- **O que fazer**:
Transcreva fielmente um trecho da coluna sobre o PT: comece nas palavras "Aliás, os três" e pare logo depois de "tem gente qualificada.".

- **Fonte**:

▬▬▬▬▬▬▬▬▬▬

Folha de São Paulo 13/03/2007
O "sociocinismo" do PT
CLÓVIS ROSSI
Só ontem consegui entender o voto de desconfiança que o presidente Luiz Inácio Lula da Silva sapecara em seus companheiros do PT ao escalar parlamentares de outros partidos para todas as três lideranças do governo no Congresso.
Aliás, os três (Romero Jucá, José Múcio e Roseana Sarney) são exemplares acabados do que o PT pré-governo chamaria de representantes da "oligarquia reacionária" do Norte-Nordeste.
Depois que Lula tomou posse e passou, a cada passo, a redescobrir o Brasil (e a si próprio), são lídimos companheiros.
Se um dos três líderes fosse de um partido que não o PT, seria normal em um governo de coalizão. Dois seria exagero. Todos equivale a dizer publicamente que o PT não tem gente qualificada.

▬▬▬▬▬▬▬▬▬▬

Dados armazenados
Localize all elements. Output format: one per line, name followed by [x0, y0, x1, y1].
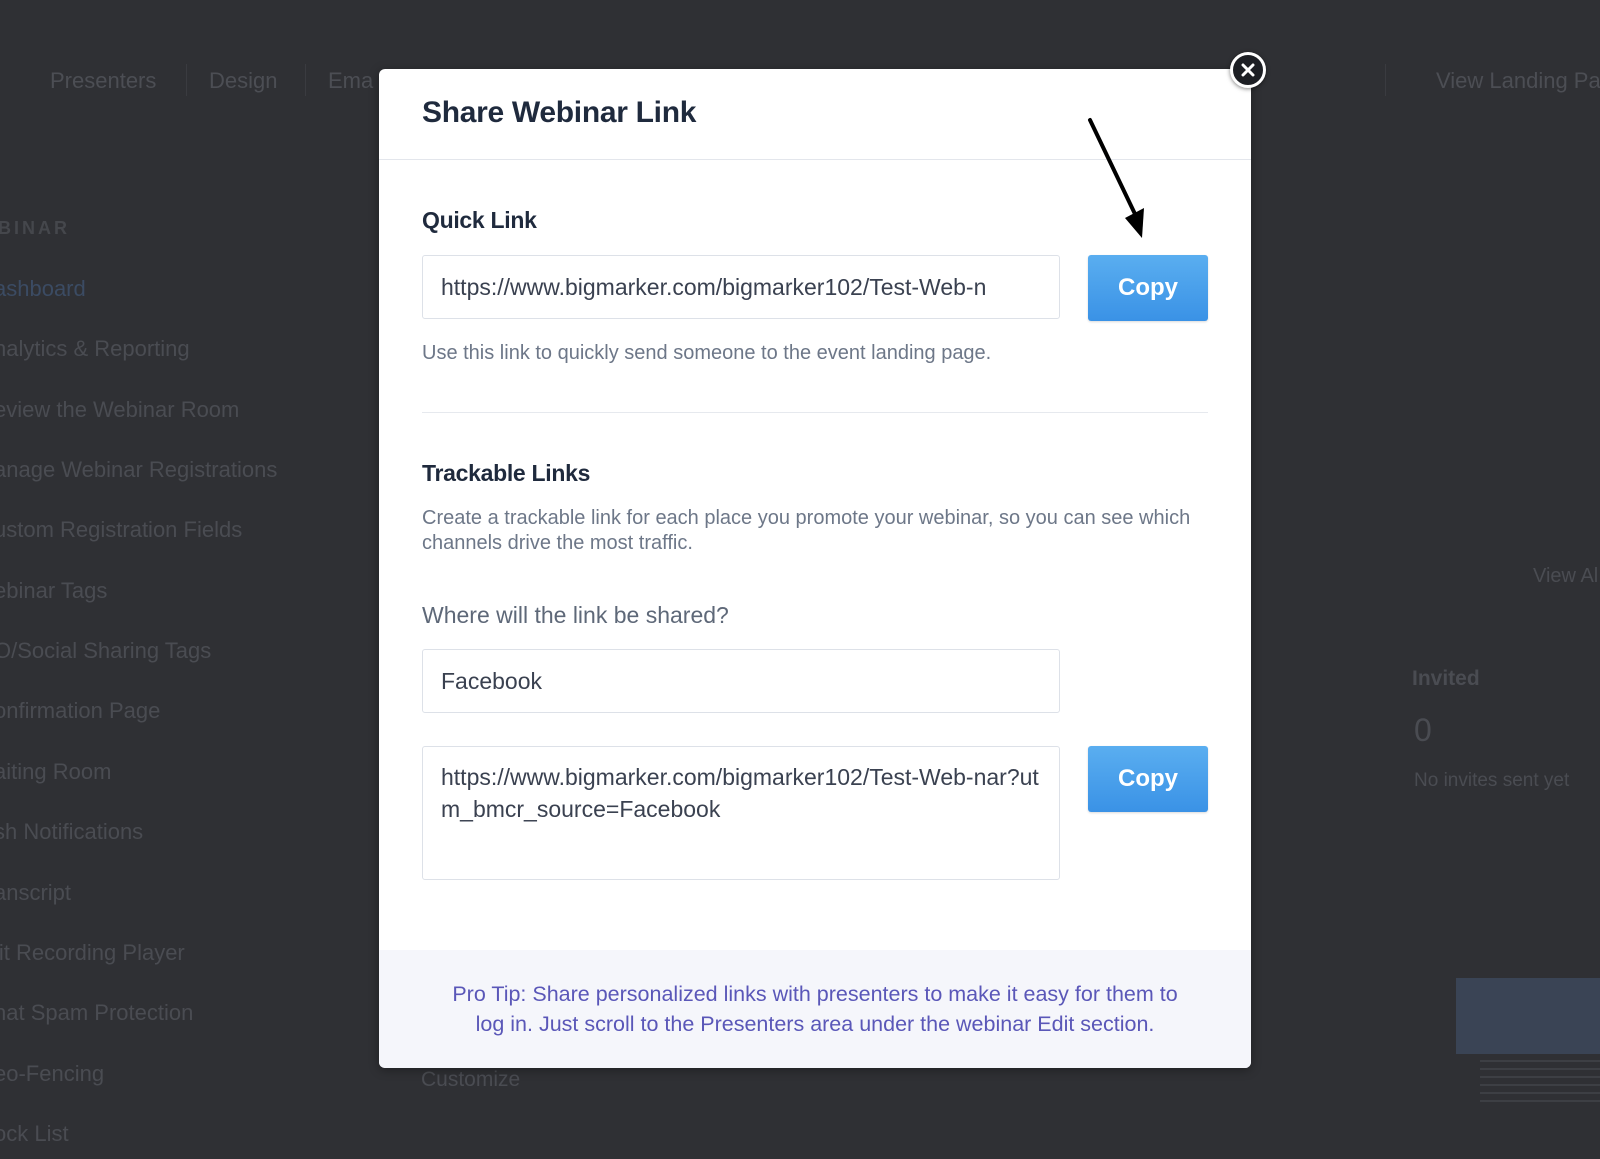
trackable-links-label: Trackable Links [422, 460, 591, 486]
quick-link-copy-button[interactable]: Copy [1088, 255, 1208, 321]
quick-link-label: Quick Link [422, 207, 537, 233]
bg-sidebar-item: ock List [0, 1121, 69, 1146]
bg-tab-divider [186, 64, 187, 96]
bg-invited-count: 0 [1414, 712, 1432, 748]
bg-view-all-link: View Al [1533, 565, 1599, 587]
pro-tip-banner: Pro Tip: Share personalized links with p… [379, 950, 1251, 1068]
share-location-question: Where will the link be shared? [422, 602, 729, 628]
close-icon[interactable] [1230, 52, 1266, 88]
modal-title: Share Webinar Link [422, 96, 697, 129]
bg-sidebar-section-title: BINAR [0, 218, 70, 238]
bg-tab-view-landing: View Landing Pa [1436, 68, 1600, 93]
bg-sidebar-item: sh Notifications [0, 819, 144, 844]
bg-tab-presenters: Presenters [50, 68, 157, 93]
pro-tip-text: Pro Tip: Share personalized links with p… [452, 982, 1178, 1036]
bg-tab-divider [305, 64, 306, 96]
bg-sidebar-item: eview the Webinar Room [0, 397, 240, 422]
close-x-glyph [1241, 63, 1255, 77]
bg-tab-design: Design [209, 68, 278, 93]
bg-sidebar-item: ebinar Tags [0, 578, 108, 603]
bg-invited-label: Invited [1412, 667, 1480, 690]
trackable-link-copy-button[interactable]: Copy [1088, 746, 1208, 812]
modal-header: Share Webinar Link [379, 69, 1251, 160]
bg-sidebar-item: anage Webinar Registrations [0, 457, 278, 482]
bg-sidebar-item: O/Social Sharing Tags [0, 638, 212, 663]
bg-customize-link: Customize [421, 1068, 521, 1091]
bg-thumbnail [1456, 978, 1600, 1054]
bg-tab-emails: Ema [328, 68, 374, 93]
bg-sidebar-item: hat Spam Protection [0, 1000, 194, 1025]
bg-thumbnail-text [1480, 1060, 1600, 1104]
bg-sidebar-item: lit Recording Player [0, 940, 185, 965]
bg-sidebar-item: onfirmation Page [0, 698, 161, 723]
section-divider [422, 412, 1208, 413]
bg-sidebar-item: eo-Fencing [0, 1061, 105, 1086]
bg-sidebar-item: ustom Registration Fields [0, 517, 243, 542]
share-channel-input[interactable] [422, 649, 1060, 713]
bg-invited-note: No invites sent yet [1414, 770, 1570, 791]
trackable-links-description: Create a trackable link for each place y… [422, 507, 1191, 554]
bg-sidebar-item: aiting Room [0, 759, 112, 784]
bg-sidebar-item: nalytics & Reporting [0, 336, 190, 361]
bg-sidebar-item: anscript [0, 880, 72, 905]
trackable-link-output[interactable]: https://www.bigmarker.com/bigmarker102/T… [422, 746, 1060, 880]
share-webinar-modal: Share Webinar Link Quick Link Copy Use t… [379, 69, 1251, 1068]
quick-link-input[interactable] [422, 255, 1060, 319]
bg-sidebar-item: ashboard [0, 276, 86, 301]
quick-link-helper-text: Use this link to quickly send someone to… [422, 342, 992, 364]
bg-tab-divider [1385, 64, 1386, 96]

▬▬▬▬▬▬▬▬▬▬

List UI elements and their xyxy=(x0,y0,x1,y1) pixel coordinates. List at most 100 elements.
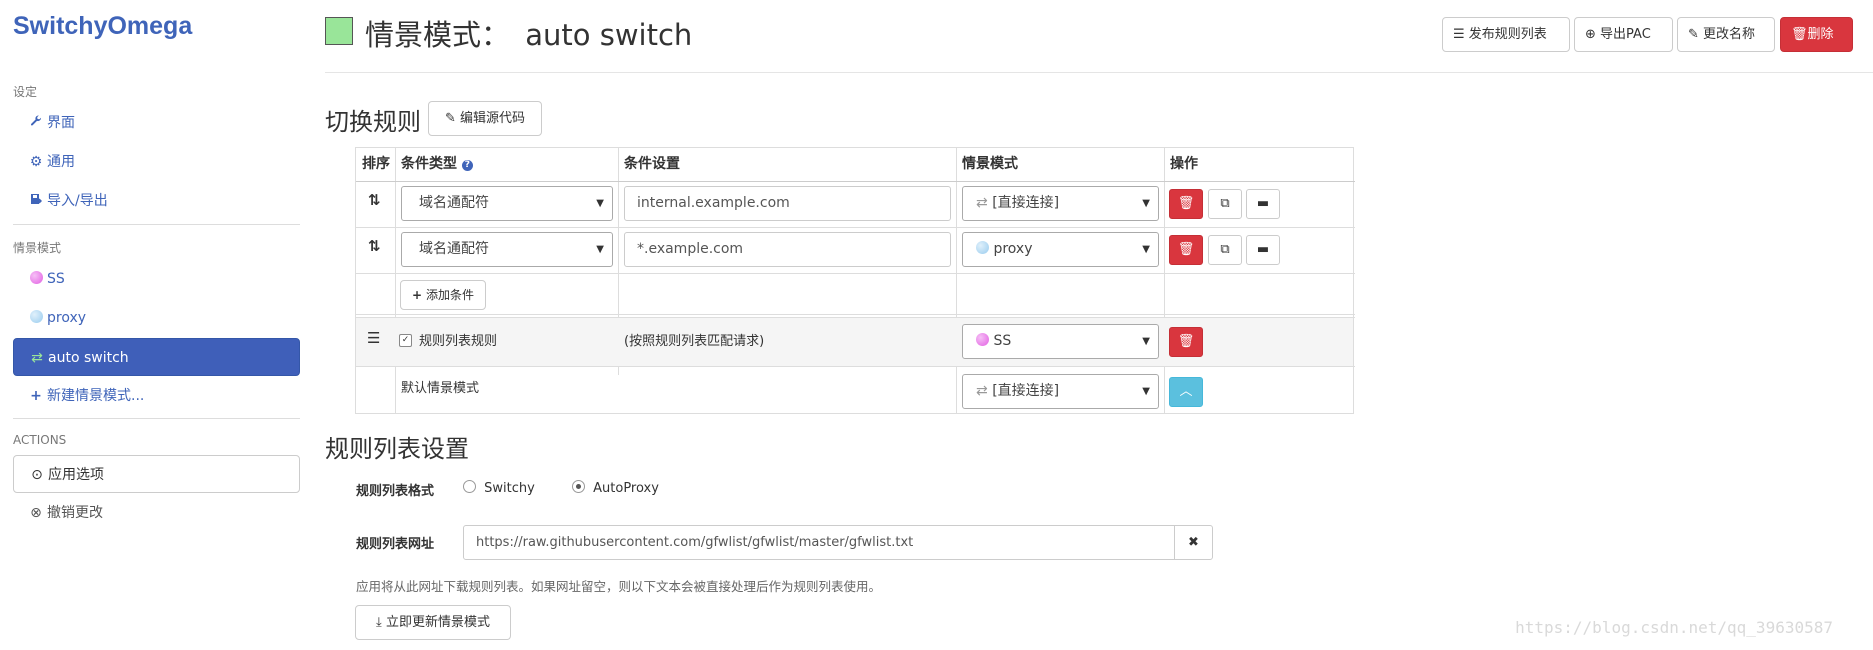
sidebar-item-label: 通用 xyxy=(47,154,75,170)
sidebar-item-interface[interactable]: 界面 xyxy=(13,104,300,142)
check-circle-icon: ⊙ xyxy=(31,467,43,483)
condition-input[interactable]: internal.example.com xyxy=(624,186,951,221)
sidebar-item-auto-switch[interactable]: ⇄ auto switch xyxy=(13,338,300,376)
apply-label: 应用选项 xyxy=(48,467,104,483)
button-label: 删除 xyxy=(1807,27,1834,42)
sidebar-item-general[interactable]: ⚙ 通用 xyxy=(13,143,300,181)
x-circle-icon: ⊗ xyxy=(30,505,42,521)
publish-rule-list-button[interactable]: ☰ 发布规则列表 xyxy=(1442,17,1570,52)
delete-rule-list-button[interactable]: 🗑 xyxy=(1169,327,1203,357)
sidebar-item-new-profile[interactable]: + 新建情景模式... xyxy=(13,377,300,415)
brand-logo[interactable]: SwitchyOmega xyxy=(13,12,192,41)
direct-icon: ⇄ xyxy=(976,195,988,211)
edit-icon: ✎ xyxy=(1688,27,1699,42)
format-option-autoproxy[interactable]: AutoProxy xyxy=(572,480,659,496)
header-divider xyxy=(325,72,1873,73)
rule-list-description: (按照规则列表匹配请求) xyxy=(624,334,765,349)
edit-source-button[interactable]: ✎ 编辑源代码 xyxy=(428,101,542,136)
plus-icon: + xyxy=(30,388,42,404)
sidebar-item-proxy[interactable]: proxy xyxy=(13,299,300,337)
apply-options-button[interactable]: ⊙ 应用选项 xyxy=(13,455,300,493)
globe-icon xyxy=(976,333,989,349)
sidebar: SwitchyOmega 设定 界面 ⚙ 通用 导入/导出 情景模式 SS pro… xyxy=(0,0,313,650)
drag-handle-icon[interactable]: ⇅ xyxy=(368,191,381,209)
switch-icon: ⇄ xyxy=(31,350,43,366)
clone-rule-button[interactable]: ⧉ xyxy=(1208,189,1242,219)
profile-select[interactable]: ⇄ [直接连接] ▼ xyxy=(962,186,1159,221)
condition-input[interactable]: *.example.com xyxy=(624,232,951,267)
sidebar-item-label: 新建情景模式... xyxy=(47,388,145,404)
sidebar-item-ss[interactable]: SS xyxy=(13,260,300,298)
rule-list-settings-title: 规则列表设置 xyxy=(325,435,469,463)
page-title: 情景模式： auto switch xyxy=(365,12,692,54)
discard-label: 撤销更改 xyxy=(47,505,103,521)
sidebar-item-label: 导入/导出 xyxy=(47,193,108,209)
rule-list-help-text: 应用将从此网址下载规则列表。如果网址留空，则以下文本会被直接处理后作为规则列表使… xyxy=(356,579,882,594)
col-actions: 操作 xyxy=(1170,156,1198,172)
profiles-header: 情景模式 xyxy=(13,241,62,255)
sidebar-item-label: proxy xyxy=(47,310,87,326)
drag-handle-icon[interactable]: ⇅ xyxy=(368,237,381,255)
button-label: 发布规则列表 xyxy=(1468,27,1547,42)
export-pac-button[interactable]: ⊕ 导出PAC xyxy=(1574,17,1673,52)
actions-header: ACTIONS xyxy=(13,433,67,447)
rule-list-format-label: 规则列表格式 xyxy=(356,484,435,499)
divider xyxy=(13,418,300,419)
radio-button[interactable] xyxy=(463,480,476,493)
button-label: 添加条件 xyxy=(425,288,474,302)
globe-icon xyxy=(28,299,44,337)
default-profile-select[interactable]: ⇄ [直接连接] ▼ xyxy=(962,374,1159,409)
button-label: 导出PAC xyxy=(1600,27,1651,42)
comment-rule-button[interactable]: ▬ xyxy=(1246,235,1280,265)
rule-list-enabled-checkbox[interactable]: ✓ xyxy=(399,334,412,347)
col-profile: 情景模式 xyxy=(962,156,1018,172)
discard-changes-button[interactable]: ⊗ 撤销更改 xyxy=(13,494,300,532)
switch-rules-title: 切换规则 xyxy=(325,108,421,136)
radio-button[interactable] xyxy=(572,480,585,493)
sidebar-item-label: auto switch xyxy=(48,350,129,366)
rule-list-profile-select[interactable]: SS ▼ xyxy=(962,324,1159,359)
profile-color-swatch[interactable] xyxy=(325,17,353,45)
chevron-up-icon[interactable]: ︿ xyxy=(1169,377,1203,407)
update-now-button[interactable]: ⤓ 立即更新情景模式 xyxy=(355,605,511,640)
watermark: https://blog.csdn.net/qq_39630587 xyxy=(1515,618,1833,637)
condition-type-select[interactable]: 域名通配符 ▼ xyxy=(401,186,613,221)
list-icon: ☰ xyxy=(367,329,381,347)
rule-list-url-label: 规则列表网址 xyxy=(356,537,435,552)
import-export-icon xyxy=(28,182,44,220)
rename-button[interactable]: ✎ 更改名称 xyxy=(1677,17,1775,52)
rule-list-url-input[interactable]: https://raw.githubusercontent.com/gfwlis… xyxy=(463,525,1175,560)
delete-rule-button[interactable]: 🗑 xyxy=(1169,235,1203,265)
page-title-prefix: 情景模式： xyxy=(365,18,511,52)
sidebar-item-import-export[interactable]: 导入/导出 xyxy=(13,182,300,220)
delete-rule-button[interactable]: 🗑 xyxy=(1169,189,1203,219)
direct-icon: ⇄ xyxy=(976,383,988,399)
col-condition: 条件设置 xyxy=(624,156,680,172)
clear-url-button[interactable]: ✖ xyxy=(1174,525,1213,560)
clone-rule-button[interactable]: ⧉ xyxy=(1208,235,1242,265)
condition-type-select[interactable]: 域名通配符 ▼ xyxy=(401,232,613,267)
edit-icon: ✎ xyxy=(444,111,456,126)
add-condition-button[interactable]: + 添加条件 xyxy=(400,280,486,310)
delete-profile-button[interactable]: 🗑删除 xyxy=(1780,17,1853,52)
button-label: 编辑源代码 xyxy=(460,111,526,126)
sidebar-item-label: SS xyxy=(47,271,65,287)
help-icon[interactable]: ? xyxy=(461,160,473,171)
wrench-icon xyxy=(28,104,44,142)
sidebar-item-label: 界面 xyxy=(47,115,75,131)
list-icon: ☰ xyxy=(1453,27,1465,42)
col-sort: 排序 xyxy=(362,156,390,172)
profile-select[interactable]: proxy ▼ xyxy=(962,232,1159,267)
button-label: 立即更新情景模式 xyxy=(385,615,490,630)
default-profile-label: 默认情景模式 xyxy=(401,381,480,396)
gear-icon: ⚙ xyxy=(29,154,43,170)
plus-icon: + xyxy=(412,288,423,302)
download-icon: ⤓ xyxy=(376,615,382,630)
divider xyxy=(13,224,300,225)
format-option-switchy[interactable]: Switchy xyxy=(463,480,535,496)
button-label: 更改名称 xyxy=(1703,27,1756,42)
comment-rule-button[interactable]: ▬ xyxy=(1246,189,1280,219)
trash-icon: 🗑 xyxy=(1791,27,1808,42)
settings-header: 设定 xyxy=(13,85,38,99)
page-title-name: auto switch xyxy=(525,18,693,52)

▬▬▬▬▬▬▬▬▬▬

- **Resposta esperada**:
Aliás, os três (Romero Jucá, José Múcio e Roseana Sarney) são exemplares acabados do que o PT pré-governo chamaria de representantes da "oligarquia reacionária" do Norte-Nordeste.
Depois que Lula tomou posse e passou, a cada passo, a redescobrir o Brasil (e a si próprio), são lídimos companheiros.
Se um dos três líderes fosse de um partido que não o PT, seria normal em um governo de coalizão. Dois seria exagero. Todos equivale a dizer publicamente que o PT não tem gente qualificada.